» **WHAT IS REQUIRED**
Establish how many lines in the material include the string "Sugarcane" and report it as a lone number.
▽
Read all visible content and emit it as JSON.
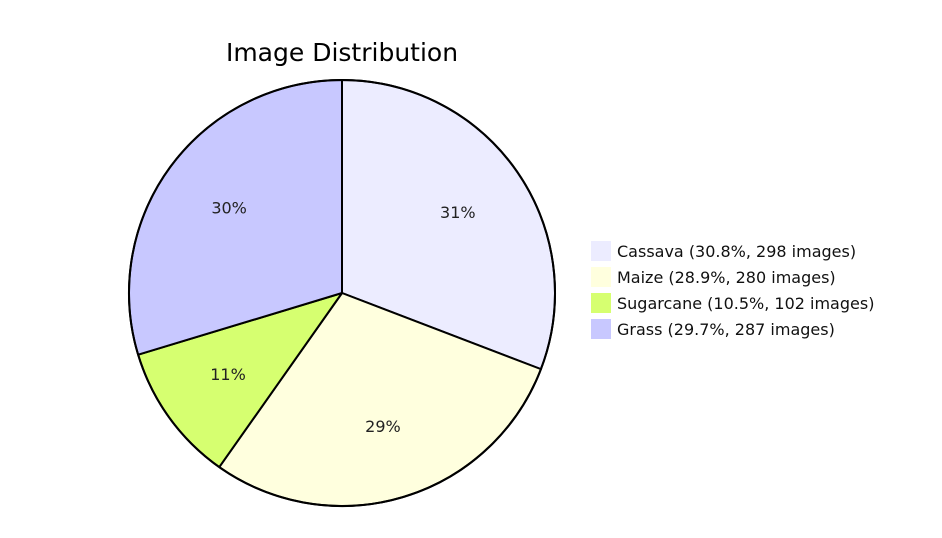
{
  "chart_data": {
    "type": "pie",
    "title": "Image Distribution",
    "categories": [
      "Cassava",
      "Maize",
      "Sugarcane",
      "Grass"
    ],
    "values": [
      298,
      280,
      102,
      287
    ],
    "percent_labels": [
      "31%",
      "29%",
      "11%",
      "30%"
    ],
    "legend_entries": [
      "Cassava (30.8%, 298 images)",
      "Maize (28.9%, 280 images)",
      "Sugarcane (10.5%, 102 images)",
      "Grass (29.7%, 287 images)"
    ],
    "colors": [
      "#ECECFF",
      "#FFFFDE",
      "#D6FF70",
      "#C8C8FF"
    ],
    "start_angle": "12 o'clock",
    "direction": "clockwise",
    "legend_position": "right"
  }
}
△
▽
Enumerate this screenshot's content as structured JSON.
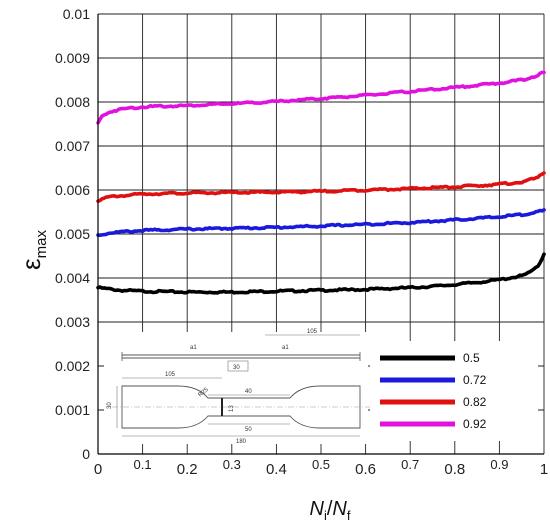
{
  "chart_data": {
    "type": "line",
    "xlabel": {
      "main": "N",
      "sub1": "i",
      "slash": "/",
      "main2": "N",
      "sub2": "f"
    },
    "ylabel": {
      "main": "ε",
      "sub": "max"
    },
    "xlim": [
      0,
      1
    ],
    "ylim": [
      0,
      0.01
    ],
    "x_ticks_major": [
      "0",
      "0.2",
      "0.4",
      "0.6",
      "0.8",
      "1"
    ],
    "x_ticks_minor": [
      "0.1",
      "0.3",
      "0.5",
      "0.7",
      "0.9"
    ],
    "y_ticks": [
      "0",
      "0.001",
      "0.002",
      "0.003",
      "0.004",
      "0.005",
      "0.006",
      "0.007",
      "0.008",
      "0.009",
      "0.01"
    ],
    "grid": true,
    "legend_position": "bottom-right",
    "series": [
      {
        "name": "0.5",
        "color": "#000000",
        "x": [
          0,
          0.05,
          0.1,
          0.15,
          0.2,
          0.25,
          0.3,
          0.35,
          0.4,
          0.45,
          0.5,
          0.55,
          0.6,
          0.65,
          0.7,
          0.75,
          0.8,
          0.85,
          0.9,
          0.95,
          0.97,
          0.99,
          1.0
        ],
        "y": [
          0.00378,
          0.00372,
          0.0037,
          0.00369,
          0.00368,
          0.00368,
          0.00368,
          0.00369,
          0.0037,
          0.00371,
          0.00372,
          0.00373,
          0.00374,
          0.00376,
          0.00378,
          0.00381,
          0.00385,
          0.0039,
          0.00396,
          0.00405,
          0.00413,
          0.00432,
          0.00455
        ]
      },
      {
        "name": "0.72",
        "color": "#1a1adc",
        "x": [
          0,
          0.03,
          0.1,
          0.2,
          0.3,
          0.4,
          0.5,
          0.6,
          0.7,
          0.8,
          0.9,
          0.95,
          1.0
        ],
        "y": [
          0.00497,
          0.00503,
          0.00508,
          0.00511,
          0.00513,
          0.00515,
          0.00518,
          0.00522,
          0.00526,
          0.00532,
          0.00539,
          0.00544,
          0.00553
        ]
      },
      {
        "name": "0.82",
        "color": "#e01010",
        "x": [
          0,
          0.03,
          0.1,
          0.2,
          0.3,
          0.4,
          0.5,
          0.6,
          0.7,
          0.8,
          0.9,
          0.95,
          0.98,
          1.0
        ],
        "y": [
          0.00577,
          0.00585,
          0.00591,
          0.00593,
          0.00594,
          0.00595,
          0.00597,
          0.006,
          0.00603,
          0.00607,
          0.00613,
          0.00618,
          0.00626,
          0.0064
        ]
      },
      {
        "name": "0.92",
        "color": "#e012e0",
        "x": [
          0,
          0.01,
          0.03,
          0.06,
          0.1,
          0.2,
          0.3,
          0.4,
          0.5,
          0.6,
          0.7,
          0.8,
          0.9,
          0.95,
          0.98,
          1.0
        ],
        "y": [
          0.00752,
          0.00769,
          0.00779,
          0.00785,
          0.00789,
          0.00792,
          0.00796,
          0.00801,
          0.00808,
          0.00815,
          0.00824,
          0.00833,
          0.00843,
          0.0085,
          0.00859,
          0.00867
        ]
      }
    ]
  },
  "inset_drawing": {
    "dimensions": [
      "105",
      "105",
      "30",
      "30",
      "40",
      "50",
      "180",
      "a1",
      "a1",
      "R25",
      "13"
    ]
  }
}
△
» **SOLVED PROBLEM**
2